▶ WHAT YOU SHOULD DO
Copy out the records precisely, omitting pictures.

--- start INFORMATION SHOWN ---

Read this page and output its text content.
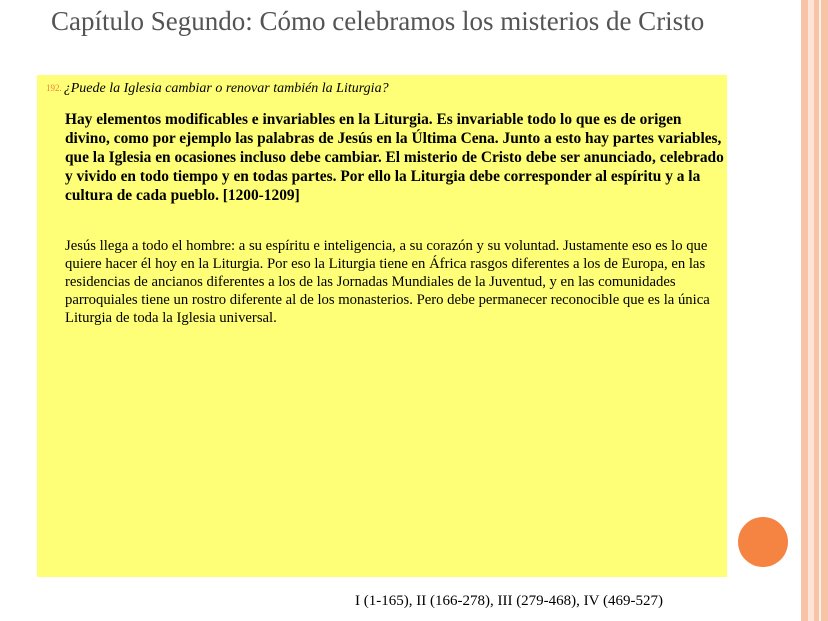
Capítulo Segundo: Cómo celebramos los misterios de Cristo
192. ¿Puede la Iglesia cambiar o renovar también la Liturgia?

Hay elementos modificables e invariables en la Liturgia. Es invariable todo lo que es de origen divino, como por ejemplo las palabras de Jesús en la Última Cena. Junto a esto hay partes variables, que la Iglesia en ocasiones incluso debe cambiar. El misterio de Cristo debe ser anunciado, celebrado y vivido en todo tiempo y en todas partes. Por ello la Liturgia debe corresponder al espíritu y a la cultura de cada pueblo. [1200-1209]

Jesús llega a todo el hombre: a su espíritu e inteligencia, a su corazón y su voluntad. Justamente eso es lo que quiere hacer él hoy en la Liturgia. Por eso la Liturgia tiene en África rasgos diferentes a los de Europa, en las residencias de ancianos diferentes a los de las Jornadas Mundiales de la Juventud, y en las comunidades parroquiales tiene un rostro diferente al de los monasterios. Pero debe permanecer reconocible que es la única Liturgia de toda la Iglesia universal.

I (1-165), II (166-278), III (279-468), IV (469-527)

--- end INFORMATION SHOWN ---

▶ RESPONSE
Read this page and output its text content.
Capítulo Segundo: Cómo celebramos los misterios de Cristo
192. ¿Puede la Iglesia cambiar o renovar también la Liturgia?

Hay elementos modificables e invariables en la Liturgia. Es invariable todo lo que es de origen divino, como por ejemplo las palabras de Jesús en la Última Cena. Junto a esto hay partes variables, que la Iglesia en ocasiones incluso debe cambiar. El misterio de Cristo debe ser anunciado, celebrado y vivido en todo tiempo y en todas partes. Por ello la Liturgia debe corresponder al espíritu y a la cultura de cada pueblo. [1200-1209]

Jesús llega a todo el hombre: a su espíritu e inteligencia, a su corazón y su voluntad. Justamente eso es lo que quiere hacer él hoy en la Liturgia. Por eso la Liturgia tiene en África rasgos diferentes a los de Europa, en las residencias de ancianos diferentes a los de las Jornadas Mundiales de la Juventud, y en las comunidades parroquiales tiene un rostro diferente al de los monasterios. Pero debe permanecer reconocible que es la única Liturgia de toda la Iglesia universal.

I (1-165), II (166-278), III (279-468), IV (469-527)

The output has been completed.